## BEGIN DATA EXTRACT

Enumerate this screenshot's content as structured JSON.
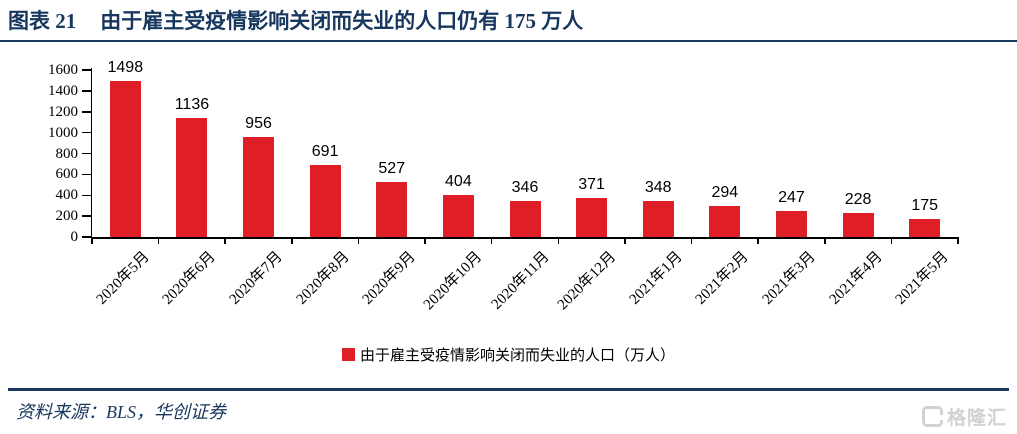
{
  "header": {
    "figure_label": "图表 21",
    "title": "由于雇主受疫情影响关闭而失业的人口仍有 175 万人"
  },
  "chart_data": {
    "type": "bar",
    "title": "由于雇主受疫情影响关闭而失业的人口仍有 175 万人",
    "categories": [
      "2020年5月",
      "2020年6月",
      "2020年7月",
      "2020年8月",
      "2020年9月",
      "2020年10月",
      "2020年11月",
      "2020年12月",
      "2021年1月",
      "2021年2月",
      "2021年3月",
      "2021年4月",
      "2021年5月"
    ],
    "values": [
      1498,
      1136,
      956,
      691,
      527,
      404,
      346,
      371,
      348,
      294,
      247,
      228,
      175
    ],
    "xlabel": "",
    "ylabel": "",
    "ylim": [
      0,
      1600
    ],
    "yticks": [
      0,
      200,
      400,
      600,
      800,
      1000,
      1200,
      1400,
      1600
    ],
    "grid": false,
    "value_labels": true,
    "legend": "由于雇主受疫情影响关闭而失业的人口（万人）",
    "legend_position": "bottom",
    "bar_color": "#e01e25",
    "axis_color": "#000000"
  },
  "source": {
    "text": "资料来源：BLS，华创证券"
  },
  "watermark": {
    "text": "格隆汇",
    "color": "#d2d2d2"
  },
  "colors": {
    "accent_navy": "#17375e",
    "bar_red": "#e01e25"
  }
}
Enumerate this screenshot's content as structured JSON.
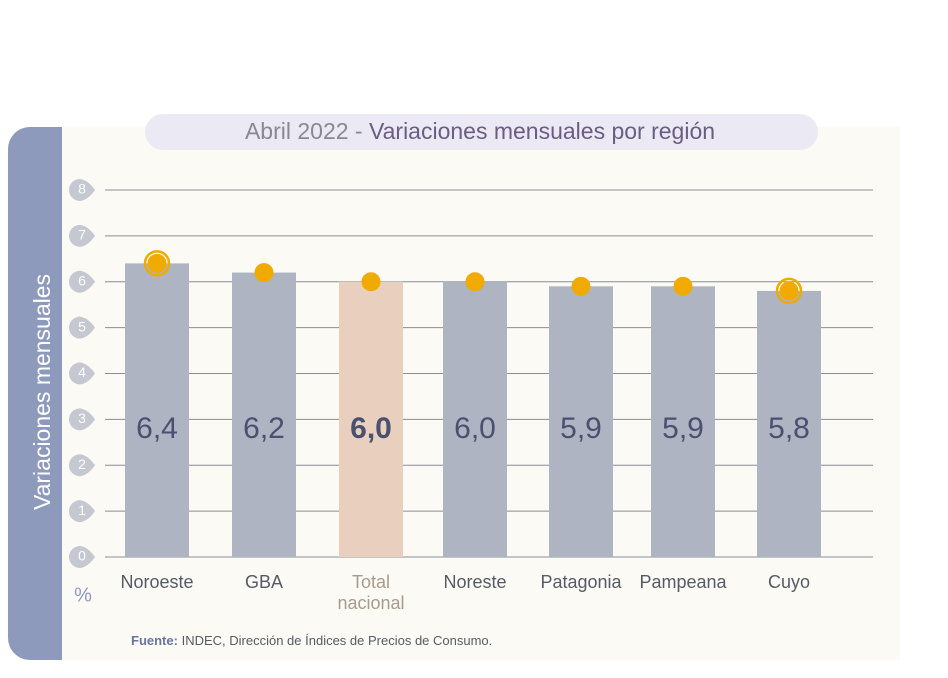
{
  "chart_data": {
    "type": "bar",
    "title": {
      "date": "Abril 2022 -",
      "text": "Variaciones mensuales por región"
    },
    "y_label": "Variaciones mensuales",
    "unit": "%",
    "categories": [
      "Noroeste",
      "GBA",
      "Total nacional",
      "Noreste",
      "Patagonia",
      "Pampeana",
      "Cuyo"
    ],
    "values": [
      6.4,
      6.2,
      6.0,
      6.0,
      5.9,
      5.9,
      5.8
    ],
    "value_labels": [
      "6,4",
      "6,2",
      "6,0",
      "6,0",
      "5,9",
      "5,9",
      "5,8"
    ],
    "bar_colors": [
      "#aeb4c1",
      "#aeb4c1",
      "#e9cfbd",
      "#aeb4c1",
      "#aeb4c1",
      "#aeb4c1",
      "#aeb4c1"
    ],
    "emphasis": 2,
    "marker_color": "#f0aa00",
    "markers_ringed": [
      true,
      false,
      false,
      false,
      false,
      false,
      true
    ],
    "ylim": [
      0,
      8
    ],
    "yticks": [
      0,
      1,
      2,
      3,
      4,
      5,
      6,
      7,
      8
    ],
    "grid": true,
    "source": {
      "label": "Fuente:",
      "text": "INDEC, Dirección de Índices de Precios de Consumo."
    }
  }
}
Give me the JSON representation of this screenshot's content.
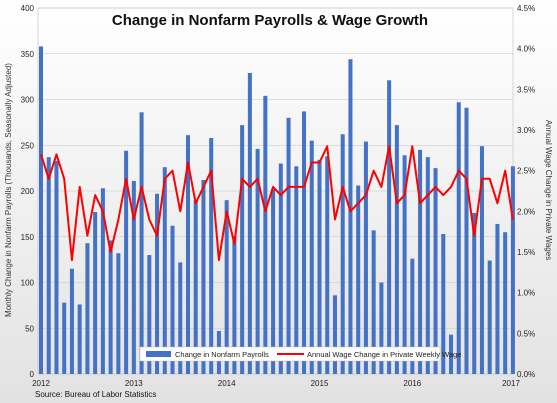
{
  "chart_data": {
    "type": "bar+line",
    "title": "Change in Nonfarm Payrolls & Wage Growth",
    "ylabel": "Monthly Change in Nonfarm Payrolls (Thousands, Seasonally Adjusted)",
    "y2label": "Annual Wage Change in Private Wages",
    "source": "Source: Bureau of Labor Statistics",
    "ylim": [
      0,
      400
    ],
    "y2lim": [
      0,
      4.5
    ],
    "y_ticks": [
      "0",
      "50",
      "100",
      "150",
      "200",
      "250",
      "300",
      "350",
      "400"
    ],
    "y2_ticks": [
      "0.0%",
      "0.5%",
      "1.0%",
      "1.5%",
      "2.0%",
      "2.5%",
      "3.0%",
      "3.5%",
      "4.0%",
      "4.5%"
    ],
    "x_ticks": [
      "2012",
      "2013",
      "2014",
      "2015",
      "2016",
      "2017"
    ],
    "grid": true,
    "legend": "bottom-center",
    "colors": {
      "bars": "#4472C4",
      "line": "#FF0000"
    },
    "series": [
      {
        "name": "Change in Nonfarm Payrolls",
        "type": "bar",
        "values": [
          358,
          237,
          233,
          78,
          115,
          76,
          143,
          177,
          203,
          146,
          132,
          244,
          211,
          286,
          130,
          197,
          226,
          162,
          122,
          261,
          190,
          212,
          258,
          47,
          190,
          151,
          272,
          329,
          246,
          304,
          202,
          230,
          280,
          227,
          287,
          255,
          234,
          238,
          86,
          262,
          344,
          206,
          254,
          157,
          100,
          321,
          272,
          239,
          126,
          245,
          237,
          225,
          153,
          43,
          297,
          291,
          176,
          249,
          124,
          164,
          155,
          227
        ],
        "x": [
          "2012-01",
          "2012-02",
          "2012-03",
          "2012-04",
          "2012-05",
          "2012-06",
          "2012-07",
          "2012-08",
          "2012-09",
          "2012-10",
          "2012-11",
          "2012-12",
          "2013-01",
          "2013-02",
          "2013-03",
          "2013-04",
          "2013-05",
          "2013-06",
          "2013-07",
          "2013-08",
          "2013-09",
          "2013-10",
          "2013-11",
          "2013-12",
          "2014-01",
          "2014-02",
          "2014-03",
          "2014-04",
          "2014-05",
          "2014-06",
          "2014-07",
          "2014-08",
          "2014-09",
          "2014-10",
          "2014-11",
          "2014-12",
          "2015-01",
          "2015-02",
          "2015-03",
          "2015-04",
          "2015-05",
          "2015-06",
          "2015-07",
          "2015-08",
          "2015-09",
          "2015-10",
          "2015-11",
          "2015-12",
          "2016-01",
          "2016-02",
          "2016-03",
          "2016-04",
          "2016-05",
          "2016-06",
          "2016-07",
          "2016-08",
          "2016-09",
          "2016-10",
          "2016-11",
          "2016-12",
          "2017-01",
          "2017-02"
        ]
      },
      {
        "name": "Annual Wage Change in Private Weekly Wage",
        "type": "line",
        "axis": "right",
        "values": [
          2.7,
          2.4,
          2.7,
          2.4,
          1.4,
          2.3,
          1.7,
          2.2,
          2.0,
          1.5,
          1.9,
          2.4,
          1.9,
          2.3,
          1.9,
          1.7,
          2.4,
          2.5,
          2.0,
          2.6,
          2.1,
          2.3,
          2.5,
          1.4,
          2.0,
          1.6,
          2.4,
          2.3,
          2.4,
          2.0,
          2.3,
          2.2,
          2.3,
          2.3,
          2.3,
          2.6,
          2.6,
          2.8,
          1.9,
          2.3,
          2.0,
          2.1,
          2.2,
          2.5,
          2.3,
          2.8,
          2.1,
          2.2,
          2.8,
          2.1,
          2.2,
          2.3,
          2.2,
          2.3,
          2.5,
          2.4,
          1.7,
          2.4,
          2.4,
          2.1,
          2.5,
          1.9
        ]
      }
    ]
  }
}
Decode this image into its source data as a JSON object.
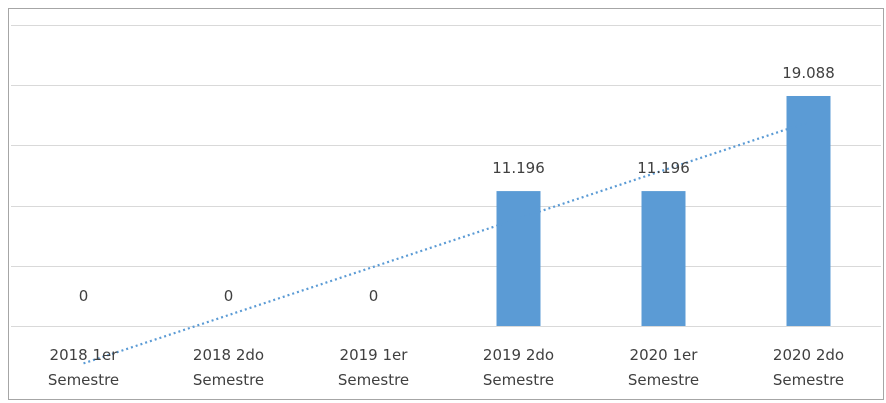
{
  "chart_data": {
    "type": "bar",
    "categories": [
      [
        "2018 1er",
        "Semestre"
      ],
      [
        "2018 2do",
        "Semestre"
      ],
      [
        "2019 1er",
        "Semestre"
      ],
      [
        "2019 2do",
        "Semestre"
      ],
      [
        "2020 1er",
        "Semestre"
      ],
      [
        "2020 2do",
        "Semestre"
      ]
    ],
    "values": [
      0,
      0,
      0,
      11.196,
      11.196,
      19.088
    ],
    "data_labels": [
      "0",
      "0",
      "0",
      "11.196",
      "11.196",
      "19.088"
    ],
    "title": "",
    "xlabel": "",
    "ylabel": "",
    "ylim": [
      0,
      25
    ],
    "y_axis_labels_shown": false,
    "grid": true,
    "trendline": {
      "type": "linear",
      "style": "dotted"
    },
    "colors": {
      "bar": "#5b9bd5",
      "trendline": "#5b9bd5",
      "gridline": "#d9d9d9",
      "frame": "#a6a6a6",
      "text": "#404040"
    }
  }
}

## END DATA EXTRACT

PROBLEM TO WORK ON: Search the data for "JSON". Copy every matching line.

OUTPUT FOR THIS TASK:
Enumerate this screenshot's content as structured JSON.
Enumerate this screenshot's content as structured JSON.
Give me the JSON representation of this screenshot's content.
Decode this image into its source data as a JSON object.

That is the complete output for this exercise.